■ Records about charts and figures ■
++++

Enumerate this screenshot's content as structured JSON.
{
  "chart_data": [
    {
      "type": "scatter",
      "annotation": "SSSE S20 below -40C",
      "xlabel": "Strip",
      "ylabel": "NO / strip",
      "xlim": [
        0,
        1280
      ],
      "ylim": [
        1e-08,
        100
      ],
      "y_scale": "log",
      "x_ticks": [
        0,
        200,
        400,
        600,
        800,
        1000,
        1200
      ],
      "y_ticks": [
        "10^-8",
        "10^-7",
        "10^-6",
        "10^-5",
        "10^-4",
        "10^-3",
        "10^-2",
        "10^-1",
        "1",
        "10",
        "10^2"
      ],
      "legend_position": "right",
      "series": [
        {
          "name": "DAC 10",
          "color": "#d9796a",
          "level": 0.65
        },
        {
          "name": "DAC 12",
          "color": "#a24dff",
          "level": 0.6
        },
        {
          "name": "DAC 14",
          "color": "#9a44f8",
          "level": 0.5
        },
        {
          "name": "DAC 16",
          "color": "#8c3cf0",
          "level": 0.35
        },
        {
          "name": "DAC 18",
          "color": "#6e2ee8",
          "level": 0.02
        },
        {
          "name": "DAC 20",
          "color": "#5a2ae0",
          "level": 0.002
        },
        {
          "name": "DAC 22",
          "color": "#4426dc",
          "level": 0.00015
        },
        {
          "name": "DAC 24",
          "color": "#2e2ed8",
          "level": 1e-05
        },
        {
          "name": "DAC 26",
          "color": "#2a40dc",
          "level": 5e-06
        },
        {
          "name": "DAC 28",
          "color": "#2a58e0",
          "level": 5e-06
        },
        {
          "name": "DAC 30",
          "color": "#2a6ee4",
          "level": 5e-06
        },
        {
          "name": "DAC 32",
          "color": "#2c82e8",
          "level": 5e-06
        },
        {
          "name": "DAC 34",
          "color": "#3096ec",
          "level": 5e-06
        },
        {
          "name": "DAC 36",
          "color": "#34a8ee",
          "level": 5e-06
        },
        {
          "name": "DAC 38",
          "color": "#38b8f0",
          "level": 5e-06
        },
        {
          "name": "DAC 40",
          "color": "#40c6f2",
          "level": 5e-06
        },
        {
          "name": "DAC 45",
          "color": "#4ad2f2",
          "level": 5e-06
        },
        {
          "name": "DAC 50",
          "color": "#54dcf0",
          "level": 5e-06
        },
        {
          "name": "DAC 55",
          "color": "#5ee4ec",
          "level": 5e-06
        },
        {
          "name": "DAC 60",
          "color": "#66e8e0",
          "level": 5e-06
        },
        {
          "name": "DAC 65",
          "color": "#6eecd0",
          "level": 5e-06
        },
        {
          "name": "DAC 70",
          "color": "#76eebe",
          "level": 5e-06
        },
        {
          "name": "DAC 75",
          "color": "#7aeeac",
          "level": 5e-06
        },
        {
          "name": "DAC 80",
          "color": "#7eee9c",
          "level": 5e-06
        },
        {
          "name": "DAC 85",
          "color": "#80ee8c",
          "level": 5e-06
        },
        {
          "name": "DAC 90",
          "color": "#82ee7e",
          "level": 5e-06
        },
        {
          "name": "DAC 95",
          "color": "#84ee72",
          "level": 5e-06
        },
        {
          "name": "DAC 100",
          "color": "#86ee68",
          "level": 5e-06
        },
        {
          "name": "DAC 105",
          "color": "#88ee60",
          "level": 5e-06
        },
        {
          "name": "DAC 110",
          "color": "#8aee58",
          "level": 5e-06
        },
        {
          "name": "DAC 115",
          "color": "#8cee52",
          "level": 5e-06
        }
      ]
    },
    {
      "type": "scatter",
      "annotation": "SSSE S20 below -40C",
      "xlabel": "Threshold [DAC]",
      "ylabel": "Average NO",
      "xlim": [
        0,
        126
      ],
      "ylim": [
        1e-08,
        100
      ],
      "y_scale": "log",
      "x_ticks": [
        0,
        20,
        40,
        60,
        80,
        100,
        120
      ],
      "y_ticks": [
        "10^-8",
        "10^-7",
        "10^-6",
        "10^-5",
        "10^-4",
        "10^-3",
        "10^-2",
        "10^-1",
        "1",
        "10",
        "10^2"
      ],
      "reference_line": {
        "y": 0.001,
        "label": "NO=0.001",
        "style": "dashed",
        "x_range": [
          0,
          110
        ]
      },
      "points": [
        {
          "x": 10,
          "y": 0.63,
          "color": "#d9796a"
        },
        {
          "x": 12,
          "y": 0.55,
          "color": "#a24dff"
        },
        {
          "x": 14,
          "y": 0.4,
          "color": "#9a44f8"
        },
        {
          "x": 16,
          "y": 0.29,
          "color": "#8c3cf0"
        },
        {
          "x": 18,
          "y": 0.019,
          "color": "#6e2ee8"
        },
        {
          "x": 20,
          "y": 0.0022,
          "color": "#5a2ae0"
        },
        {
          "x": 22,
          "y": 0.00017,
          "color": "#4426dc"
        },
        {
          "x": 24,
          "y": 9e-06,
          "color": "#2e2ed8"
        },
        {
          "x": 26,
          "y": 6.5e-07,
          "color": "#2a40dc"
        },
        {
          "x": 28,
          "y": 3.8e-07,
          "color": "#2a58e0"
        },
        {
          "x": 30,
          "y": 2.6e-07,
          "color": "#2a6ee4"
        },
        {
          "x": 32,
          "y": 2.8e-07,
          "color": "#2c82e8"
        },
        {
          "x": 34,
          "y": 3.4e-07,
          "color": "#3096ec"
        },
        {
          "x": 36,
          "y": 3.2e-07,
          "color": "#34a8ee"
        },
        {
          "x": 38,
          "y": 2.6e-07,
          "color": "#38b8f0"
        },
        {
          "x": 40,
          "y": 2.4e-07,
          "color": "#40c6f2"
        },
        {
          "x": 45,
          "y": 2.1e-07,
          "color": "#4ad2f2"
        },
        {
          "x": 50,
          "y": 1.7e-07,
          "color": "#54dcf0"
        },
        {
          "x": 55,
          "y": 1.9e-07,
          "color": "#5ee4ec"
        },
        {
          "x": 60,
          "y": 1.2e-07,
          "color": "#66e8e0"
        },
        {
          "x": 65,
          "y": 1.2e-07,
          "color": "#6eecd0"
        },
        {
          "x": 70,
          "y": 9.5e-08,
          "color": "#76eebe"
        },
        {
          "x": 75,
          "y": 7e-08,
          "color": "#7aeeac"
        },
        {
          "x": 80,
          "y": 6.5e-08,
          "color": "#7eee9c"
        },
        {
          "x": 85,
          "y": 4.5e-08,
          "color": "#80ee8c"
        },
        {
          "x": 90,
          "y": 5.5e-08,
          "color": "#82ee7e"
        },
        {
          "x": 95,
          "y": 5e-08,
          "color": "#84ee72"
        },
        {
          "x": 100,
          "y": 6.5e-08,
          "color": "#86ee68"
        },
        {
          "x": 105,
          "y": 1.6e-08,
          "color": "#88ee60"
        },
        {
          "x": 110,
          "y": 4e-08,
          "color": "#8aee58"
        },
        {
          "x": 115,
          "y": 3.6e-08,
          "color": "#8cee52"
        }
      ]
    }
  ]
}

++++

■ EXERCISE ■
Repeat the data verbatim.

■ RESULT OF THIS EXERCISE ■
Enumerate this screenshot's content as structured JSON.
{
  "chart_data": [
    {
      "type": "scatter",
      "annotation": "SSSE S20 below -40C",
      "xlabel": "Strip",
      "ylabel": "NO / strip",
      "xlim": [
        0,
        1280
      ],
      "ylim": [
        1e-08,
        100
      ],
      "y_scale": "log",
      "x_ticks": [
        0,
        200,
        400,
        600,
        800,
        1000,
        1200
      ],
      "y_ticks": [
        "10^-8",
        "10^-7",
        "10^-6",
        "10^-5",
        "10^-4",
        "10^-3",
        "10^-2",
        "10^-1",
        "1",
        "10",
        "10^2"
      ],
      "legend_position": "right",
      "series": [
        {
          "name": "DAC 10",
          "color": "#d9796a",
          "level": 0.65
        },
        {
          "name": "DAC 12",
          "color": "#a24dff",
          "level": 0.6
        },
        {
          "name": "DAC 14",
          "color": "#9a44f8",
          "level": 0.5
        },
        {
          "name": "DAC 16",
          "color": "#8c3cf0",
          "level": 0.35
        },
        {
          "name": "DAC 18",
          "color": "#6e2ee8",
          "level": 0.02
        },
        {
          "name": "DAC 20",
          "color": "#5a2ae0",
          "level": 0.002
        },
        {
          "name": "DAC 22",
          "color": "#4426dc",
          "level": 0.00015
        },
        {
          "name": "DAC 24",
          "color": "#2e2ed8",
          "level": 1e-05
        },
        {
          "name": "DAC 26",
          "color": "#2a40dc",
          "level": 5e-06
        },
        {
          "name": "DAC 28",
          "color": "#2a58e0",
          "level": 5e-06
        },
        {
          "name": "DAC 30",
          "color": "#2a6ee4",
          "level": 5e-06
        },
        {
          "name": "DAC 32",
          "color": "#2c82e8",
          "level": 5e-06
        },
        {
          "name": "DAC 34",
          "color": "#3096ec",
          "level": 5e-06
        },
        {
          "name": "DAC 36",
          "color": "#34a8ee",
          "level": 5e-06
        },
        {
          "name": "DAC 38",
          "color": "#38b8f0",
          "level": 5e-06
        },
        {
          "name": "DAC 40",
          "color": "#40c6f2",
          "level": 5e-06
        },
        {
          "name": "DAC 45",
          "color": "#4ad2f2",
          "level": 5e-06
        },
        {
          "name": "DAC 50",
          "color": "#54dcf0",
          "level": 5e-06
        },
        {
          "name": "DAC 55",
          "color": "#5ee4ec",
          "level": 5e-06
        },
        {
          "name": "DAC 60",
          "color": "#66e8e0",
          "level": 5e-06
        },
        {
          "name": "DAC 65",
          "color": "#6eecd0",
          "level": 5e-06
        },
        {
          "name": "DAC 70",
          "color": "#76eebe",
          "level": 5e-06
        },
        {
          "name": "DAC 75",
          "color": "#7aeeac",
          "level": 5e-06
        },
        {
          "name": "DAC 80",
          "color": "#7eee9c",
          "level": 5e-06
        },
        {
          "name": "DAC 85",
          "color": "#80ee8c",
          "level": 5e-06
        },
        {
          "name": "DAC 90",
          "color": "#82ee7e",
          "level": 5e-06
        },
        {
          "name": "DAC 95",
          "color": "#84ee72",
          "level": 5e-06
        },
        {
          "name": "DAC 100",
          "color": "#86ee68",
          "level": 5e-06
        },
        {
          "name": "DAC 105",
          "color": "#88ee60",
          "level": 5e-06
        },
        {
          "name": "DAC 110",
          "color": "#8aee58",
          "level": 5e-06
        },
        {
          "name": "DAC 115",
          "color": "#8cee52",
          "level": 5e-06
        }
      ]
    },
    {
      "type": "scatter",
      "annotation": "SSSE S20 below -40C",
      "xlabel": "Threshold [DAC]",
      "ylabel": "Average NO",
      "xlim": [
        0,
        126
      ],
      "ylim": [
        1e-08,
        100
      ],
      "y_scale": "log",
      "x_ticks": [
        0,
        20,
        40,
        60,
        80,
        100,
        120
      ],
      "y_ticks": [
        "10^-8",
        "10^-7",
        "10^-6",
        "10^-5",
        "10^-4",
        "10^-3",
        "10^-2",
        "10^-1",
        "1",
        "10",
        "10^2"
      ],
      "reference_line": {
        "y": 0.001,
        "label": "NO=0.001",
        "style": "dashed",
        "x_range": [
          0,
          110
        ]
      },
      "points": [
        {
          "x": 10,
          "y": 0.63,
          "color": "#d9796a"
        },
        {
          "x": 12,
          "y": 0.55,
          "color": "#a24dff"
        },
        {
          "x": 14,
          "y": 0.4,
          "color": "#9a44f8"
        },
        {
          "x": 16,
          "y": 0.29,
          "color": "#8c3cf0"
        },
        {
          "x": 18,
          "y": 0.019,
          "color": "#6e2ee8"
        },
        {
          "x": 20,
          "y": 0.0022,
          "color": "#5a2ae0"
        },
        {
          "x": 22,
          "y": 0.00017,
          "color": "#4426dc"
        },
        {
          "x": 24,
          "y": 9e-06,
          "color": "#2e2ed8"
        },
        {
          "x": 26,
          "y": 6.5e-07,
          "color": "#2a40dc"
        },
        {
          "x": 28,
          "y": 3.8e-07,
          "color": "#2a58e0"
        },
        {
          "x": 30,
          "y": 2.6e-07,
          "color": "#2a6ee4"
        },
        {
          "x": 32,
          "y": 2.8e-07,
          "color": "#2c82e8"
        },
        {
          "x": 34,
          "y": 3.4e-07,
          "color": "#3096ec"
        },
        {
          "x": 36,
          "y": 3.2e-07,
          "color": "#34a8ee"
        },
        {
          "x": 38,
          "y": 2.6e-07,
          "color": "#38b8f0"
        },
        {
          "x": 40,
          "y": 2.4e-07,
          "color": "#40c6f2"
        },
        {
          "x": 45,
          "y": 2.1e-07,
          "color": "#4ad2f2"
        },
        {
          "x": 50,
          "y": 1.7e-07,
          "color": "#54dcf0"
        },
        {
          "x": 55,
          "y": 1.9e-07,
          "color": "#5ee4ec"
        },
        {
          "x": 60,
          "y": 1.2e-07,
          "color": "#66e8e0"
        },
        {
          "x": 65,
          "y": 1.2e-07,
          "color": "#6eecd0"
        },
        {
          "x": 70,
          "y": 9.5e-08,
          "color": "#76eebe"
        },
        {
          "x": 75,
          "y": 7e-08,
          "color": "#7aeeac"
        },
        {
          "x": 80,
          "y": 6.5e-08,
          "color": "#7eee9c"
        },
        {
          "x": 85,
          "y": 4.5e-08,
          "color": "#80ee8c"
        },
        {
          "x": 90,
          "y": 5.5e-08,
          "color": "#82ee7e"
        },
        {
          "x": 95,
          "y": 5e-08,
          "color": "#84ee72"
        },
        {
          "x": 100,
          "y": 6.5e-08,
          "color": "#86ee68"
        },
        {
          "x": 105,
          "y": 1.6e-08,
          "color": "#88ee60"
        },
        {
          "x": 110,
          "y": 4e-08,
          "color": "#8aee58"
        },
        {
          "x": 115,
          "y": 3.6e-08,
          "color": "#8cee52"
        }
      ]
    }
  ]
}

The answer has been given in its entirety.